### Short exercise
Track down each line that has the word "What" and copy it.

(Figure record extracts)
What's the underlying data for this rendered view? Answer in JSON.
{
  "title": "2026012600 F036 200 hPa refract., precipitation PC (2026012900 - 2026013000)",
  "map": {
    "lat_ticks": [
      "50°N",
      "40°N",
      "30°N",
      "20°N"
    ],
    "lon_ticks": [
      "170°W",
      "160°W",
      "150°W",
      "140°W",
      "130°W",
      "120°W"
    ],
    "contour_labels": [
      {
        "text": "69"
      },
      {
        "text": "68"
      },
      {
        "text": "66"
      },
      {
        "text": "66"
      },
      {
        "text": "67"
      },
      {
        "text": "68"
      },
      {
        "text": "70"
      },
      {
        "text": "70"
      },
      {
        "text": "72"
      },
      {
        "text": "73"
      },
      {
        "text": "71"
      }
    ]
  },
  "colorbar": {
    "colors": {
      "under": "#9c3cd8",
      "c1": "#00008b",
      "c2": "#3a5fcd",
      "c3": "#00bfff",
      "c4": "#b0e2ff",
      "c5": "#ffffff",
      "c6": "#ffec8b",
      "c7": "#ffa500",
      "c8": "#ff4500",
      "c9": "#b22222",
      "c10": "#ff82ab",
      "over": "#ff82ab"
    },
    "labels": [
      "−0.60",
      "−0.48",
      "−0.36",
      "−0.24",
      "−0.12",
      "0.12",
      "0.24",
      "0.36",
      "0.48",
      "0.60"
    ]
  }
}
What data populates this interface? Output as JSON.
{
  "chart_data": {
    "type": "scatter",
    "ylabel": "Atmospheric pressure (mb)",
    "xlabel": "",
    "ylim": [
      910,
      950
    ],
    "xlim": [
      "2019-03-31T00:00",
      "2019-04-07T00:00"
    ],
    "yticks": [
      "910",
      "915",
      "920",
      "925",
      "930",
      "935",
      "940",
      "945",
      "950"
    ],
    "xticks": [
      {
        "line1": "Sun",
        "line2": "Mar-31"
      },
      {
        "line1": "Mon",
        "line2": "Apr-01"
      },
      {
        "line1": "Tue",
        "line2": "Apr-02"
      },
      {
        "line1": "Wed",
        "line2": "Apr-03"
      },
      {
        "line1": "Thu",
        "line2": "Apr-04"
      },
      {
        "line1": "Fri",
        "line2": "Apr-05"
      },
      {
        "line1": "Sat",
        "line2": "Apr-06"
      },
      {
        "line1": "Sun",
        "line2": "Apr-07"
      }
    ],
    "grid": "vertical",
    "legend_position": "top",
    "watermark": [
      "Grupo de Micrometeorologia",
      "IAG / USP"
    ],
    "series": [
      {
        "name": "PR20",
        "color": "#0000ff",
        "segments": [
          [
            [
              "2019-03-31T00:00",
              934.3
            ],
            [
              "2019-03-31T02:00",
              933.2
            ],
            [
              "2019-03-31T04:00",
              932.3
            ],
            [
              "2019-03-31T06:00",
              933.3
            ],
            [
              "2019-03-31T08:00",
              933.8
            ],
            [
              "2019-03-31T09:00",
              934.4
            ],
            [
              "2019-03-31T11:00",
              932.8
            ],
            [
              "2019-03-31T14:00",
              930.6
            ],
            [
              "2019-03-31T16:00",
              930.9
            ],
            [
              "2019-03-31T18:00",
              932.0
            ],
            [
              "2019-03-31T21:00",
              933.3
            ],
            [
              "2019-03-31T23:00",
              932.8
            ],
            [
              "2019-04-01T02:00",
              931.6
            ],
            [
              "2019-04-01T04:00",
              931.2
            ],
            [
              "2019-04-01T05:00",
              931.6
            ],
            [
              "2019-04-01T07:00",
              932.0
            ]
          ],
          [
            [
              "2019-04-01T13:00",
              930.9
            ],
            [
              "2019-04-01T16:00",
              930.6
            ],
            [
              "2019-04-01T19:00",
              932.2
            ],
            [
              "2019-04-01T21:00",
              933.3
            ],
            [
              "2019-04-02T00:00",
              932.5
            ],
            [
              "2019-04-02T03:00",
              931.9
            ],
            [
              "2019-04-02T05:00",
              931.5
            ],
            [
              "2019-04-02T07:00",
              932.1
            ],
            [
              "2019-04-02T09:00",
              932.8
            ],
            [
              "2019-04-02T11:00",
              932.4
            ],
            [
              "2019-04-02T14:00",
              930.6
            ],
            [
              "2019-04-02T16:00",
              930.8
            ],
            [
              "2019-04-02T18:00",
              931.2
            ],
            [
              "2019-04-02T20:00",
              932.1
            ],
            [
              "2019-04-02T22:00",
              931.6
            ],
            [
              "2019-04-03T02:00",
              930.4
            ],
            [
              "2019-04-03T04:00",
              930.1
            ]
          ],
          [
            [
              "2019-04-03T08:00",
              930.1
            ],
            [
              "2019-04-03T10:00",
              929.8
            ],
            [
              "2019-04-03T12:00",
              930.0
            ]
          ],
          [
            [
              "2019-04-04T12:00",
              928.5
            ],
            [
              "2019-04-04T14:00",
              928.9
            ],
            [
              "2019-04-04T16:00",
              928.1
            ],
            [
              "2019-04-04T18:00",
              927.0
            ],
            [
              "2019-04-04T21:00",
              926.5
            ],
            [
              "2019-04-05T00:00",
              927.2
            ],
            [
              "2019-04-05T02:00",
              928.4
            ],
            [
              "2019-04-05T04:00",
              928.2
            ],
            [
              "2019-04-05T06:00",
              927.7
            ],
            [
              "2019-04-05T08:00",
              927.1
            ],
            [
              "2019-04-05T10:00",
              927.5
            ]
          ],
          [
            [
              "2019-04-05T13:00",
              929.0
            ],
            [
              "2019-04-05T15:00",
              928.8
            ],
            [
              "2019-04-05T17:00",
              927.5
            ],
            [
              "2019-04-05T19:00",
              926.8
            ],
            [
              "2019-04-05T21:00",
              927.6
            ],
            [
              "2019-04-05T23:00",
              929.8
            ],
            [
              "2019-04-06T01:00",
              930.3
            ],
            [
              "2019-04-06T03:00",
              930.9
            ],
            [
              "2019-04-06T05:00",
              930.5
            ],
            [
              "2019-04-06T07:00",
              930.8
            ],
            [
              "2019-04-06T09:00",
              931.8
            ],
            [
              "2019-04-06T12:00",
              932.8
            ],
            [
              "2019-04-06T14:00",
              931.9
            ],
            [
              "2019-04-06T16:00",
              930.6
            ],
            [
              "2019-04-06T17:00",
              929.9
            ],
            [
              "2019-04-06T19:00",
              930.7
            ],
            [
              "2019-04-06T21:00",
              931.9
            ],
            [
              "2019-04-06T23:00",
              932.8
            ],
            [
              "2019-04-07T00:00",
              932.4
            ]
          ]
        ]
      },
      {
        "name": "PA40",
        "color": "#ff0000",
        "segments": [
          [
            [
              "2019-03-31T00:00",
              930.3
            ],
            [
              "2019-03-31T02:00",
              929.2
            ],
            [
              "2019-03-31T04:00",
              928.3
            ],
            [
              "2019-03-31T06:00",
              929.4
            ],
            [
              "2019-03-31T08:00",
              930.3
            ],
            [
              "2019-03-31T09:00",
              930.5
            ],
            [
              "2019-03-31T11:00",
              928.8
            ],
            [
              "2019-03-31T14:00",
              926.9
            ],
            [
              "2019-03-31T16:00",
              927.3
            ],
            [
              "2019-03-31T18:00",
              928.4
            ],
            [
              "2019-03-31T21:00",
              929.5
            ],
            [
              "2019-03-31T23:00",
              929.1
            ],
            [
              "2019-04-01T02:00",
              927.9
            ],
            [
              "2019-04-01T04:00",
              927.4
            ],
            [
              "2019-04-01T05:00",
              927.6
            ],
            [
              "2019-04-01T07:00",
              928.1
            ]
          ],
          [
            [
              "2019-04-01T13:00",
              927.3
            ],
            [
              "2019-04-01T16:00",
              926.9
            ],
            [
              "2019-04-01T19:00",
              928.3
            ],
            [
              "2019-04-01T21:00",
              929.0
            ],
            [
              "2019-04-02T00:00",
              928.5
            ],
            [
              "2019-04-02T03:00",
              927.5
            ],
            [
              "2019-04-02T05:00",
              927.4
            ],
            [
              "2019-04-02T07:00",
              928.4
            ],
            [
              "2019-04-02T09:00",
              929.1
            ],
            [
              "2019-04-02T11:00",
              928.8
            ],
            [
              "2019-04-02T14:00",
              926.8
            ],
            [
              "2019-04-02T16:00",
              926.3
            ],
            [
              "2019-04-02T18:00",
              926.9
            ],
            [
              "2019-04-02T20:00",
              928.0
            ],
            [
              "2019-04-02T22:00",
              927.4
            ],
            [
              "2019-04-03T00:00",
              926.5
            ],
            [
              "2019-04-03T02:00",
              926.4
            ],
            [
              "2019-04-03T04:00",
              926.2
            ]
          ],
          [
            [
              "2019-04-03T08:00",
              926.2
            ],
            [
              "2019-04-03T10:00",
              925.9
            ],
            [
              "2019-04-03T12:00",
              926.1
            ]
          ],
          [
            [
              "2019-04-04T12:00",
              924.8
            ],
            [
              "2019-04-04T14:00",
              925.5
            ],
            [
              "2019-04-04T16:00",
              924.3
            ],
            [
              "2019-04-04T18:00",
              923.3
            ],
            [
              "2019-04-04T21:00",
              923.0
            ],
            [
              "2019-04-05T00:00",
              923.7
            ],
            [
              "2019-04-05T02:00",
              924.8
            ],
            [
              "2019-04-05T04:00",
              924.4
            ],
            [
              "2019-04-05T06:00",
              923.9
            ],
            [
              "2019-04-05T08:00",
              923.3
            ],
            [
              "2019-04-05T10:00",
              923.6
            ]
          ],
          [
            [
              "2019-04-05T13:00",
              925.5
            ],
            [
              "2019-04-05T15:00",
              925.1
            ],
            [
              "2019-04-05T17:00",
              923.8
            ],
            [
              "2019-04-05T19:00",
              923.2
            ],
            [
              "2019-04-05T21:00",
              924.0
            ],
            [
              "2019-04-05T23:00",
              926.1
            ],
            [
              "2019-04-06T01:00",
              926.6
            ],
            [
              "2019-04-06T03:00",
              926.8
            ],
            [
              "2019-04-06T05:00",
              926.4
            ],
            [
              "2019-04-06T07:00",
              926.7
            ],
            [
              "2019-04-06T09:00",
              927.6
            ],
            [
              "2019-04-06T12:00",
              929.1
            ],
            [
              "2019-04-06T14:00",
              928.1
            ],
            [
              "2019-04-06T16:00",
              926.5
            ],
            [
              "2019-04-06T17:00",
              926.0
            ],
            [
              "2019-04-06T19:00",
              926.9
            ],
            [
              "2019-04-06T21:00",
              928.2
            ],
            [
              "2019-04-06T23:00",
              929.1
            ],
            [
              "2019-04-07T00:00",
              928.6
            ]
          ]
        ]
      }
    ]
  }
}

### The solution
What's the underlying data for this rendered view? Answer in JSON.
What data populates this interface? Output as JSON.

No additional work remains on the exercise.